_TASK REQUIREMENTS_
Extract every line that includes the string "total".

_MATERIAL SHOWN_
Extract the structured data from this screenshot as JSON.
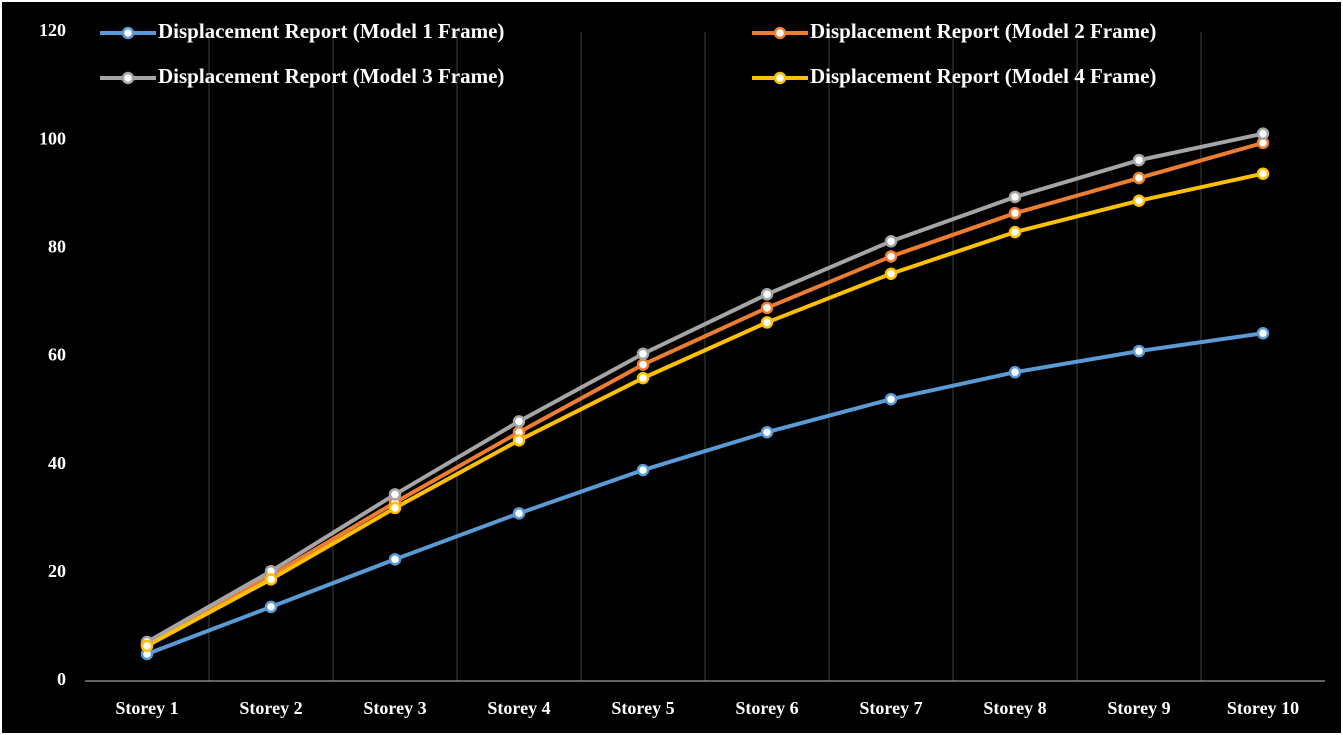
{
  "chart_data": {
    "type": "line",
    "categories": [
      "Storey 1",
      "Storey 2",
      "Storey 3",
      "Storey 4",
      "Storey 5",
      "Storey 6",
      "Storey 7",
      "Storey 8",
      "Storey 9",
      "Storey 10"
    ],
    "series": [
      {
        "name": "Displacement Report (Model 1 Frame)",
        "color": "#5b9bd5",
        "values": [
          5.0,
          13.7,
          22.5,
          31.0,
          39.0,
          46.0,
          52.1,
          57.1,
          61.0,
          64.3
        ]
      },
      {
        "name": "Displacement Report (Model 2 Frame)",
        "color": "#ed7d31",
        "values": [
          6.8,
          19.5,
          33.0,
          46.0,
          58.5,
          69.0,
          78.5,
          86.5,
          93.0,
          99.5
        ]
      },
      {
        "name": "Displacement Report (Model 3 Frame)",
        "color": "#a5a5a5",
        "values": [
          7.2,
          20.3,
          34.5,
          48.0,
          60.5,
          71.5,
          81.3,
          89.5,
          96.3,
          101.2
        ]
      },
      {
        "name": "Displacement Report (Model 4 Frame)",
        "color": "#ffc000",
        "values": [
          6.5,
          18.8,
          32.0,
          44.5,
          56.0,
          66.3,
          75.3,
          83.0,
          88.8,
          93.8
        ]
      }
    ],
    "ylim": [
      0,
      120
    ],
    "yticks": [
      0,
      20,
      40,
      60,
      80,
      100,
      120
    ],
    "grid": false,
    "vertical_grid": true,
    "legend": "top"
  }
}
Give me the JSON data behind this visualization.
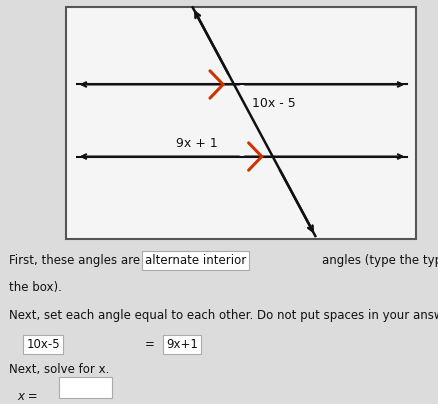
{
  "bg_color": "#dcdcdc",
  "box_bg": "#f5f5f5",
  "box_border": "#555555",
  "tick_color": "#cc3300",
  "label1": "10x - 5",
  "label2": "9x + 1",
  "line_color": "#111111",
  "line_lw": 1.5,
  "transversal_lw": 1.8,
  "font_size_diagram": 9,
  "font_size_body": 8.5,
  "text_line1a": "First, these angles are",
  "text_box1": "alternate interior",
  "text_line1b": "angles (type the type of angle in",
  "text_line2": "the box).",
  "text_line3": "Next, set each angle equal to each other. Do not put spaces in your answer.",
  "input_lhs": "10x-5",
  "input_rhs": "9x+1",
  "text_line4": "Next, solve for x.",
  "eq_sign": "=",
  "x_label": "x ="
}
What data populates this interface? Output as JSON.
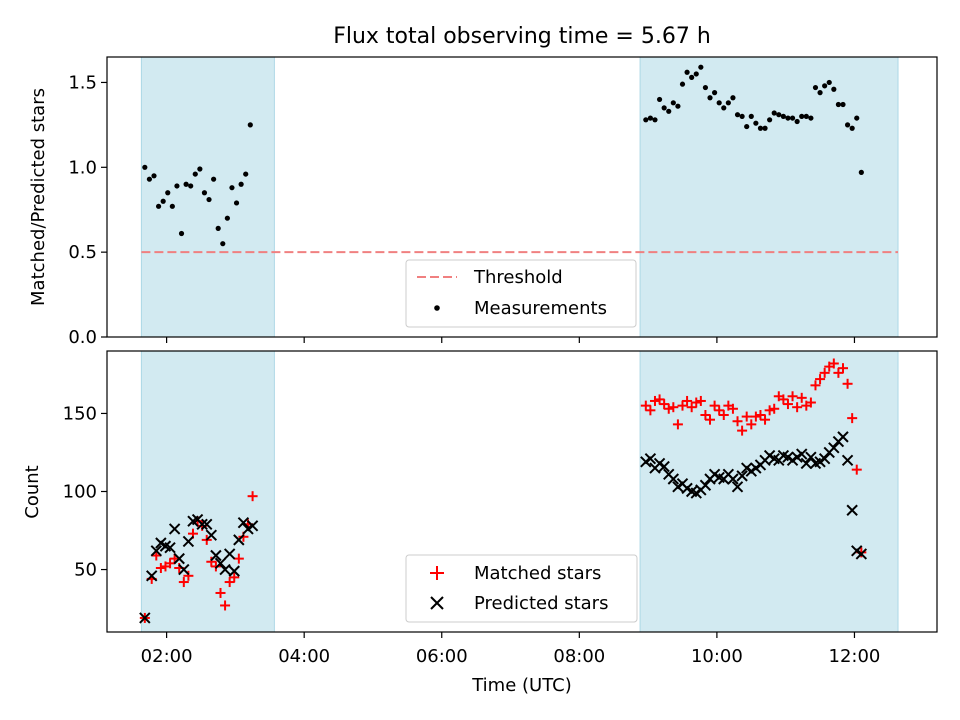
{
  "title": "Flux total observing time = 5.67 h",
  "colors": {
    "shade": "#add8e6",
    "threshold": "#f08080",
    "matched": "#ff0000",
    "predicted": "#000000"
  },
  "chart_data": [
    {
      "type": "scatter",
      "title": "Flux total observing time = 5.67 h",
      "xlabel": "",
      "ylabel": "Matched/Predicted stars",
      "xlim": [
        "01:08",
        "13:12"
      ],
      "ylim": [
        0,
        1.65
      ],
      "yticks": [
        0.0,
        0.5,
        1.0,
        1.5
      ],
      "ytick_labels": [
        "0.0",
        "0.5",
        "1.0",
        "1.5"
      ],
      "shaded_spans": [
        [
          "01:38",
          "03:34"
        ],
        [
          "08:53",
          "12:38"
        ]
      ],
      "threshold": {
        "name": "Threshold",
        "value": 0.5,
        "x_range": [
          "01:38",
          "12:38"
        ],
        "style": "dashed"
      },
      "legend": {
        "location": "lower center",
        "entries": [
          "Threshold",
          "Measurements"
        ]
      },
      "series": [
        {
          "name": "Measurements",
          "marker": "dot",
          "points": [
            [
              "01:41",
              1.0
            ],
            [
              "01:45",
              0.93
            ],
            [
              "01:49",
              0.95
            ],
            [
              "01:53",
              0.77
            ],
            [
              "01:57",
              0.8
            ],
            [
              "02:01",
              0.85
            ],
            [
              "02:05",
              0.77
            ],
            [
              "02:09",
              0.89
            ],
            [
              "02:13",
              0.61
            ],
            [
              "02:17",
              0.9
            ],
            [
              "02:21",
              0.89
            ],
            [
              "02:25",
              0.96
            ],
            [
              "02:29",
              0.99
            ],
            [
              "02:33",
              0.85
            ],
            [
              "02:37",
              0.81
            ],
            [
              "02:41",
              0.93
            ],
            [
              "02:45",
              0.64
            ],
            [
              "02:49",
              0.55
            ],
            [
              "02:53",
              0.7
            ],
            [
              "02:57",
              0.88
            ],
            [
              "03:01",
              0.79
            ],
            [
              "03:05",
              0.9
            ],
            [
              "03:09",
              0.96
            ],
            [
              "03:13",
              1.25
            ],
            [
              "08:58",
              1.28
            ],
            [
              "09:02",
              1.29
            ],
            [
              "09:06",
              1.28
            ],
            [
              "09:10",
              1.4
            ],
            [
              "09:14",
              1.35
            ],
            [
              "09:18",
              1.33
            ],
            [
              "09:22",
              1.38
            ],
            [
              "09:26",
              1.36
            ],
            [
              "09:30",
              1.49
            ],
            [
              "09:34",
              1.56
            ],
            [
              "09:38",
              1.53
            ],
            [
              "09:42",
              1.55
            ],
            [
              "09:46",
              1.59
            ],
            [
              "09:50",
              1.47
            ],
            [
              "09:54",
              1.41
            ],
            [
              "09:58",
              1.44
            ],
            [
              "10:02",
              1.38
            ],
            [
              "10:06",
              1.35
            ],
            [
              "10:10",
              1.38
            ],
            [
              "10:14",
              1.41
            ],
            [
              "10:18",
              1.31
            ],
            [
              "10:22",
              1.3
            ],
            [
              "10:26",
              1.24
            ],
            [
              "10:30",
              1.3
            ],
            [
              "10:34",
              1.26
            ],
            [
              "10:38",
              1.23
            ],
            [
              "10:42",
              1.23
            ],
            [
              "10:46",
              1.28
            ],
            [
              "10:50",
              1.32
            ],
            [
              "10:54",
              1.31
            ],
            [
              "10:58",
              1.3
            ],
            [
              "11:02",
              1.29
            ],
            [
              "11:06",
              1.29
            ],
            [
              "11:10",
              1.27
            ],
            [
              "11:14",
              1.3
            ],
            [
              "11:18",
              1.3
            ],
            [
              "11:22",
              1.29
            ],
            [
              "11:26",
              1.47
            ],
            [
              "11:30",
              1.44
            ],
            [
              "11:34",
              1.48
            ],
            [
              "11:38",
              1.5
            ],
            [
              "11:42",
              1.46
            ],
            [
              "11:46",
              1.37
            ],
            [
              "11:50",
              1.37
            ],
            [
              "11:54",
              1.25
            ],
            [
              "11:58",
              1.23
            ],
            [
              "12:02",
              1.29
            ],
            [
              "12:06",
              0.97
            ]
          ]
        }
      ]
    },
    {
      "type": "scatter",
      "title": "",
      "xlabel": "Time (UTC)",
      "ylabel": "Count",
      "xlim": [
        "01:08",
        "13:12"
      ],
      "ylim": [
        10,
        190
      ],
      "yticks": [
        50,
        100,
        150
      ],
      "ytick_labels": [
        "50",
        "100",
        "150"
      ],
      "xticks": [
        "02:00",
        "04:00",
        "06:00",
        "08:00",
        "10:00",
        "12:00"
      ],
      "xtick_labels": [
        "02:00",
        "04:00",
        "06:00",
        "08:00",
        "10:00",
        "12:00"
      ],
      "shaded_spans": [
        [
          "01:38",
          "03:34"
        ],
        [
          "08:53",
          "12:38"
        ]
      ],
      "legend": {
        "location": "lower center",
        "entries": [
          "Matched stars",
          "Predicted stars"
        ]
      },
      "series": [
        {
          "name": "Matched stars",
          "marker": "plus",
          "points": [
            [
              "01:41",
              19
            ],
            [
              "01:47",
              44
            ],
            [
              "01:51",
              59
            ],
            [
              "01:55",
              51
            ],
            [
              "01:59",
              52
            ],
            [
              "02:03",
              54
            ],
            [
              "02:07",
              57
            ],
            [
              "02:11",
              51
            ],
            [
              "02:15",
              42
            ],
            [
              "02:19",
              46
            ],
            [
              "02:23",
              73
            ],
            [
              "02:27",
              81
            ],
            [
              "02:31",
              78
            ],
            [
              "02:35",
              69
            ],
            [
              "02:39",
              55
            ],
            [
              "02:43",
              52
            ],
            [
              "02:47",
              35
            ],
            [
              "02:51",
              27
            ],
            [
              "02:55",
              42
            ],
            [
              "02:59",
              45
            ],
            [
              "03:03",
              57
            ],
            [
              "03:07",
              71
            ],
            [
              "03:11",
              79
            ],
            [
              "03:15",
              97
            ],
            [
              "08:58",
              155
            ],
            [
              "09:02",
              152
            ],
            [
              "09:06",
              158
            ],
            [
              "09:10",
              159
            ],
            [
              "09:14",
              156
            ],
            [
              "09:18",
              153
            ],
            [
              "09:22",
              154
            ],
            [
              "09:26",
              143
            ],
            [
              "09:30",
              155
            ],
            [
              "09:34",
              158
            ],
            [
              "09:38",
              154
            ],
            [
              "09:42",
              157
            ],
            [
              "09:46",
              158
            ],
            [
              "09:50",
              149
            ],
            [
              "09:54",
              146
            ],
            [
              "09:58",
              155
            ],
            [
              "10:02",
              152
            ],
            [
              "10:06",
              149
            ],
            [
              "10:10",
              155
            ],
            [
              "10:14",
              153
            ],
            [
              "10:18",
              145
            ],
            [
              "10:22",
              139
            ],
            [
              "10:26",
              148
            ],
            [
              "10:30",
              143
            ],
            [
              "10:34",
              148
            ],
            [
              "10:38",
              149
            ],
            [
              "10:42",
              146
            ],
            [
              "10:46",
              152
            ],
            [
              "10:50",
              153
            ],
            [
              "10:54",
              161
            ],
            [
              "10:58",
              159
            ],
            [
              "11:02",
              156
            ],
            [
              "11:06",
              161
            ],
            [
              "11:10",
              154
            ],
            [
              "11:14",
              160
            ],
            [
              "11:18",
              155
            ],
            [
              "11:22",
              157
            ],
            [
              "11:26",
              168
            ],
            [
              "11:30",
              172
            ],
            [
              "11:34",
              176
            ],
            [
              "11:38",
              180
            ],
            [
              "11:42",
              182
            ],
            [
              "11:46",
              176
            ],
            [
              "11:50",
              179
            ],
            [
              "11:54",
              169
            ],
            [
              "11:58",
              147
            ],
            [
              "12:02",
              114
            ],
            [
              "12:06",
              61
            ]
          ]
        },
        {
          "name": "Predicted stars",
          "marker": "x",
          "points": [
            [
              "01:41",
              19
            ],
            [
              "01:47",
              46
            ],
            [
              "01:51",
              62
            ],
            [
              "01:55",
              67
            ],
            [
              "01:59",
              65
            ],
            [
              "02:03",
              64
            ],
            [
              "02:07",
              76
            ],
            [
              "02:11",
              57
            ],
            [
              "02:15",
              50
            ],
            [
              "02:19",
              68
            ],
            [
              "02:23",
              81
            ],
            [
              "02:27",
              82
            ],
            [
              "02:31",
              79
            ],
            [
              "02:35",
              79
            ],
            [
              "02:39",
              72
            ],
            [
              "02:43",
              59
            ],
            [
              "02:47",
              54
            ],
            [
              "02:51",
              50
            ],
            [
              "02:55",
              60
            ],
            [
              "02:59",
              49
            ],
            [
              "03:03",
              69
            ],
            [
              "03:07",
              80
            ],
            [
              "03:11",
              76
            ],
            [
              "03:15",
              78
            ],
            [
              "08:58",
              119
            ],
            [
              "09:02",
              121
            ],
            [
              "09:06",
              115
            ],
            [
              "09:10",
              118
            ],
            [
              "09:14",
              116
            ],
            [
              "09:18",
              111
            ],
            [
              "09:22",
              108
            ],
            [
              "09:26",
              103
            ],
            [
              "09:30",
              105
            ],
            [
              "09:34",
              102
            ],
            [
              "09:38",
              100
            ],
            [
              "09:42",
              99
            ],
            [
              "09:46",
              101
            ],
            [
              "09:50",
              104
            ],
            [
              "09:54",
              108
            ],
            [
              "09:58",
              111
            ],
            [
              "10:02",
              109
            ],
            [
              "10:06",
              108
            ],
            [
              "10:10",
              111
            ],
            [
              "10:14",
              108
            ],
            [
              "10:18",
              103
            ],
            [
              "10:22",
              110
            ],
            [
              "10:26",
              115
            ],
            [
              "10:30",
              113
            ],
            [
              "10:34",
              115
            ],
            [
              "10:38",
              117
            ],
            [
              "10:42",
              120
            ],
            [
              "10:46",
              123
            ],
            [
              "10:50",
              121
            ],
            [
              "10:54",
              120
            ],
            [
              "10:58",
              123
            ],
            [
              "11:02",
              122
            ],
            [
              "11:06",
              120
            ],
            [
              "11:10",
              122
            ],
            [
              "11:14",
              124
            ],
            [
              "11:18",
              118
            ],
            [
              "11:22",
              122
            ],
            [
              "11:26",
              118
            ],
            [
              "11:30",
              119
            ],
            [
              "11:34",
              121
            ],
            [
              "11:38",
              125
            ],
            [
              "11:42",
              128
            ],
            [
              "11:46",
              132
            ],
            [
              "11:50",
              135
            ],
            [
              "11:54",
              120
            ],
            [
              "11:58",
              88
            ],
            [
              "12:02",
              62
            ],
            [
              "12:06",
              60
            ]
          ]
        }
      ]
    }
  ]
}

_SOLUTION_
  "title": "Flux total observing time = 5.67 h",
      "title": "Flux total observing time = 5.67 h",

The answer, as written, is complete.